** Work to complete **
Filter the records below down to lines containing "zywvvd".

---- Data excerpts

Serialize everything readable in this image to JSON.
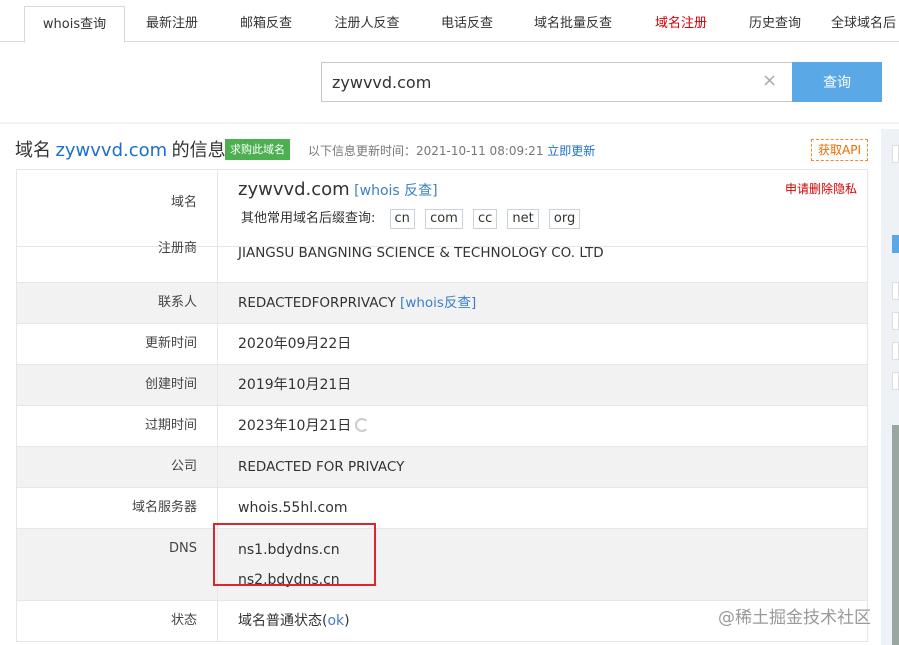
{
  "tabs": [
    {
      "label": "whois查询",
      "active": true,
      "color": "#333333"
    },
    {
      "label": "最新注册",
      "active": false,
      "color": "#333333"
    },
    {
      "label": "邮箱反查",
      "active": false,
      "color": "#333333"
    },
    {
      "label": "注册人反查",
      "active": false,
      "color": "#333333"
    },
    {
      "label": "电话反查",
      "active": false,
      "color": "#333333"
    },
    {
      "label": "域名批量反查",
      "active": false,
      "color": "#333333"
    },
    {
      "label": "域名注册",
      "active": false,
      "color": "#d40000"
    },
    {
      "label": "历史查询",
      "active": false,
      "color": "#333333"
    },
    {
      "label": "全球域名后",
      "active": false,
      "color": "#333333"
    }
  ],
  "search": {
    "value": "zywvvd.com",
    "clear_icon": "×",
    "button_label": "查询"
  },
  "heading": {
    "prefix": "域名",
    "domain": "zywvvd.com",
    "suffix": "的信息",
    "buy_label": "求购此域名",
    "update_text": "以下信息更新时间：2021-10-11 08:09:21",
    "update_link": "立即更新",
    "api_label": "获取API"
  },
  "rows": {
    "domain": {
      "label": "域名",
      "value": "zywvvd.com",
      "whois_link": "[whois 反查]",
      "removal_link": "申请删除隐私",
      "suffix_prompt": "其他常用域名后缀查询:",
      "suffixes": [
        "cn",
        "com",
        "cc",
        "net",
        "org"
      ]
    },
    "registrar": {
      "label": "注册商",
      "value": "JIANGSU BANGNING SCIENCE & TECHNOLOGY CO. LTD"
    },
    "contact": {
      "label": "联系人",
      "value": "REDACTEDFORPRIVACY",
      "link": "[whois反查]"
    },
    "updated": {
      "label": "更新时间",
      "value": "2020年09月22日"
    },
    "created": {
      "label": "创建时间",
      "value": "2019年10月21日"
    },
    "expires": {
      "label": "过期时间",
      "value": "2023年10月21日"
    },
    "company": {
      "label": "公司",
      "value": "REDACTED FOR PRIVACY"
    },
    "whois_server": {
      "label": "域名服务器",
      "value": "whois.55hl.com"
    },
    "dns": {
      "label": "DNS",
      "ns1": "ns1.bdydns.cn",
      "ns2": "ns2.bdydns.cn"
    },
    "status": {
      "label": "状态",
      "prefix": "域名普通状态(",
      "link": "ok",
      "suffix": ")"
    }
  },
  "watermark": "@稀土掘金技术社区",
  "colors": {
    "accent": "#5aa9e6",
    "link": "#1a6fc9",
    "buy_green": "#4caf50",
    "highlight_red": "#e0242b",
    "api_orange": "#f06a00"
  }
}
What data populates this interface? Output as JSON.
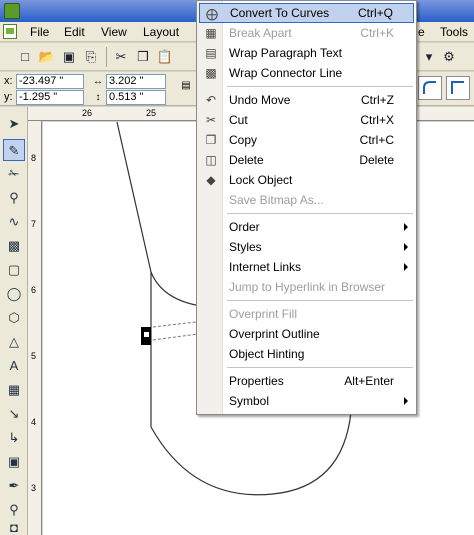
{
  "menubar": {
    "items": [
      "File",
      "Edit",
      "View",
      "Layout",
      "e",
      "Tools"
    ]
  },
  "propbar": {
    "x_label": "x:",
    "y_label": "y:",
    "x_value": "-23.497 \"",
    "y_value": "-1.295 \"",
    "w_value": "3.202 \"",
    "h_value": "0.513 \""
  },
  "ruler": {
    "h_numbers": [
      "26",
      "25"
    ],
    "v_numbers": [
      "8",
      "7",
      "6",
      "5",
      "4",
      "3"
    ]
  },
  "context_menu": {
    "items": [
      {
        "label": "Convert To Curves",
        "shortcut": "Ctrl+Q",
        "disabled": false,
        "icon": "convert-curves-icon"
      },
      {
        "label": "Break Apart",
        "shortcut": "Ctrl+K",
        "disabled": true,
        "icon": "break-apart-icon"
      },
      {
        "label": "Wrap Paragraph Text",
        "shortcut": "",
        "disabled": false,
        "icon": "wrap-text-icon"
      },
      {
        "label": "Wrap Connector Line",
        "shortcut": "",
        "disabled": false,
        "icon": "wrap-connector-icon"
      },
      {
        "label": "Undo Move",
        "shortcut": "Ctrl+Z",
        "disabled": false,
        "icon": "undo-icon"
      },
      {
        "label": "Cut",
        "shortcut": "Ctrl+X",
        "disabled": false,
        "icon": "scissors-icon"
      },
      {
        "label": "Copy",
        "shortcut": "Ctrl+C",
        "disabled": false,
        "icon": "copy-icon"
      },
      {
        "label": "Delete",
        "shortcut": "Delete",
        "disabled": false,
        "icon": "trash-icon"
      },
      {
        "label": "Lock Object",
        "shortcut": "",
        "disabled": false,
        "icon": "lock-icon"
      },
      {
        "label": "Save Bitmap As...",
        "shortcut": "",
        "disabled": true,
        "icon": ""
      },
      {
        "label": "Order",
        "shortcut": "",
        "disabled": false,
        "submenu": true
      },
      {
        "label": "Styles",
        "shortcut": "",
        "disabled": false,
        "submenu": true
      },
      {
        "label": "Internet Links",
        "shortcut": "",
        "disabled": false,
        "submenu": true
      },
      {
        "label": "Jump to Hyperlink in Browser",
        "shortcut": "",
        "disabled": true
      },
      {
        "label": "Overprint Fill",
        "shortcut": "",
        "disabled": true
      },
      {
        "label": "Overprint Outline",
        "shortcut": "",
        "disabled": false
      },
      {
        "label": "Object Hinting",
        "shortcut": "",
        "disabled": false
      },
      {
        "label": "Properties",
        "shortcut": "Alt+Enter",
        "disabled": false
      },
      {
        "label": "Symbol",
        "shortcut": "",
        "disabled": false,
        "submenu": true
      }
    ]
  },
  "colors": {
    "menu_highlight": "#c1d2ee",
    "menu_highlight_border": "#316ac5",
    "disabled_text": "#9d9d9d",
    "chrome": "#ece9d8"
  }
}
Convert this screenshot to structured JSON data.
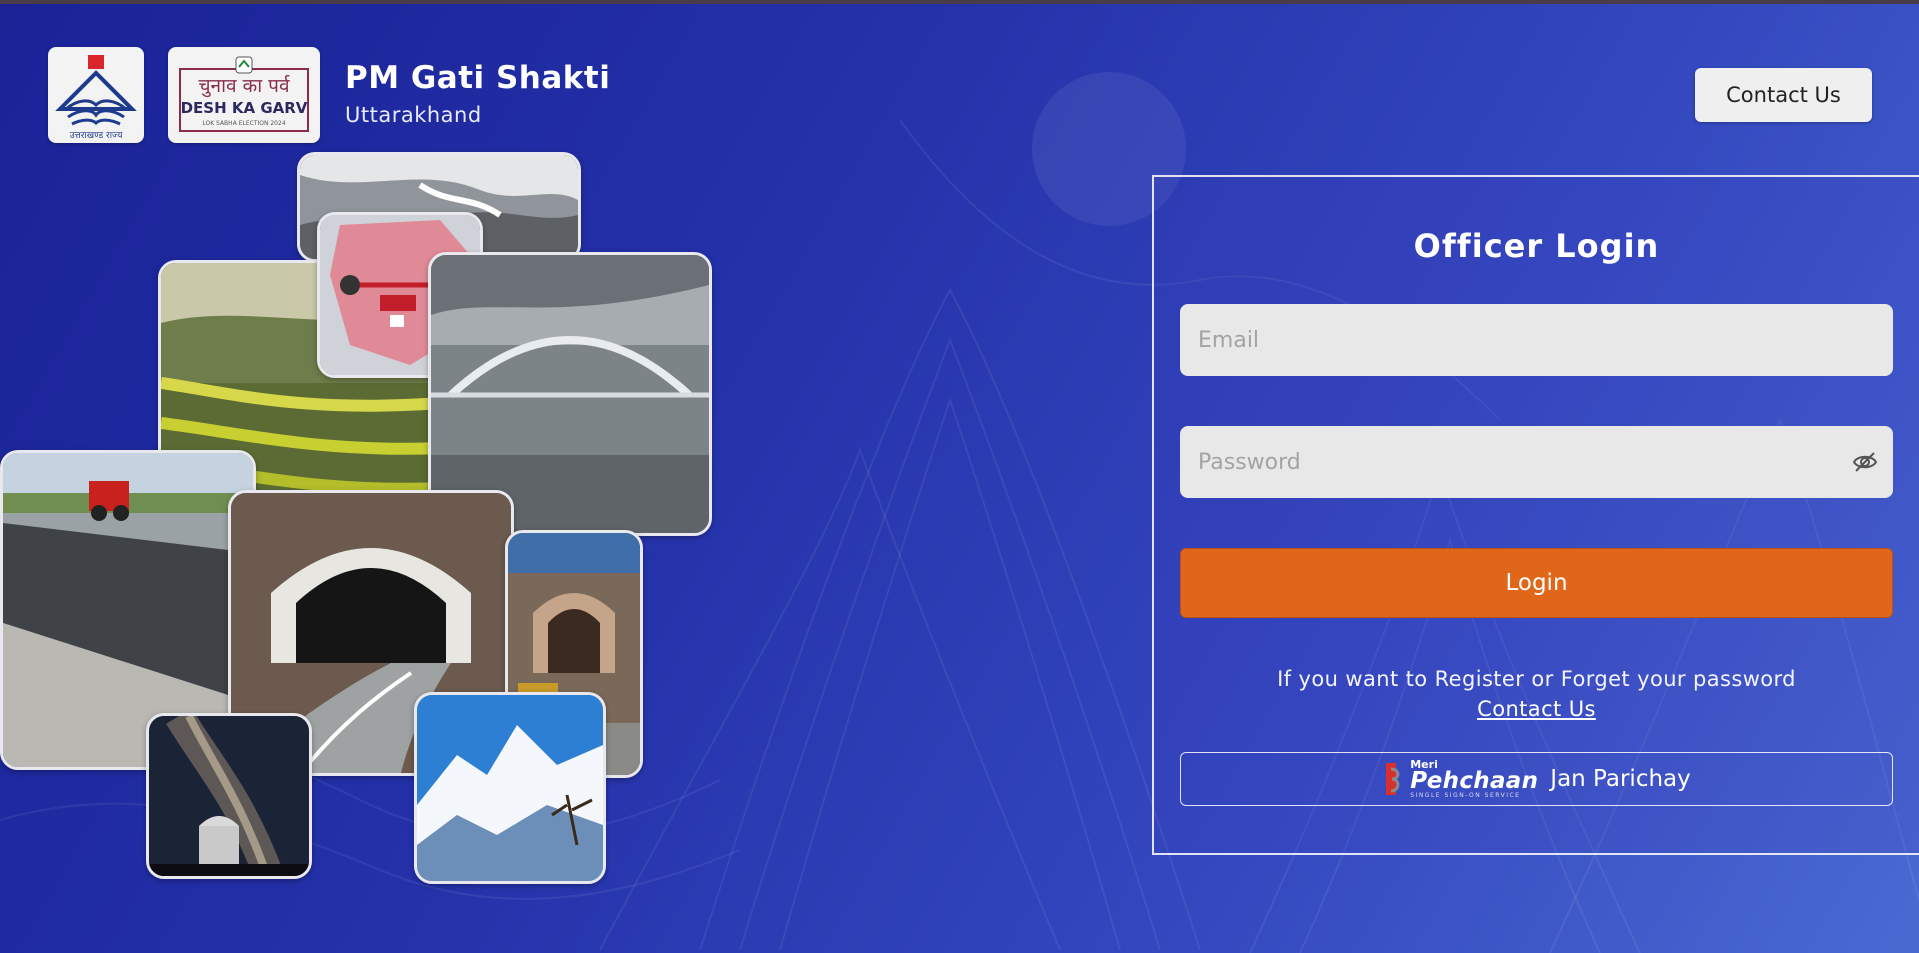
{
  "header": {
    "title": "PM Gati Shakti",
    "subtitle": "Uttarakhand",
    "logo1_text": "उत्तराखण्ड राज्य",
    "logo2_line1": "चुनाव का पर्व",
    "logo2_line2": "DESH KA GARV",
    "logo2_line3": "LOK SABHA ELECTION 2024",
    "contact_label": "Contact Us"
  },
  "login": {
    "title": "Officer Login",
    "email_placeholder": "Email",
    "password_placeholder": "Password",
    "login_label": "Login",
    "help_text": "If you want to Register or Forget your password",
    "help_link": "Contact Us",
    "jan_parichay": {
      "meri": "Meri",
      "brand": "Pehchaan",
      "tagline": "SINGLE SIGN-ON SERVICE",
      "label": "Jan Parichay"
    }
  },
  "colors": {
    "background_start": "#1a2296",
    "background_end": "#4a6ad2",
    "login_button": "#e06719"
  },
  "icons": [
    "eye-slash-icon",
    "uttarakhand-emblem-icon",
    "election-logo-icon",
    "meri-pehchaan-icon"
  ]
}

--------

** Task answer **
    "value": "zywvvd.com",
    "domain": "zywvvd.com",
      "value": "zywvvd.com",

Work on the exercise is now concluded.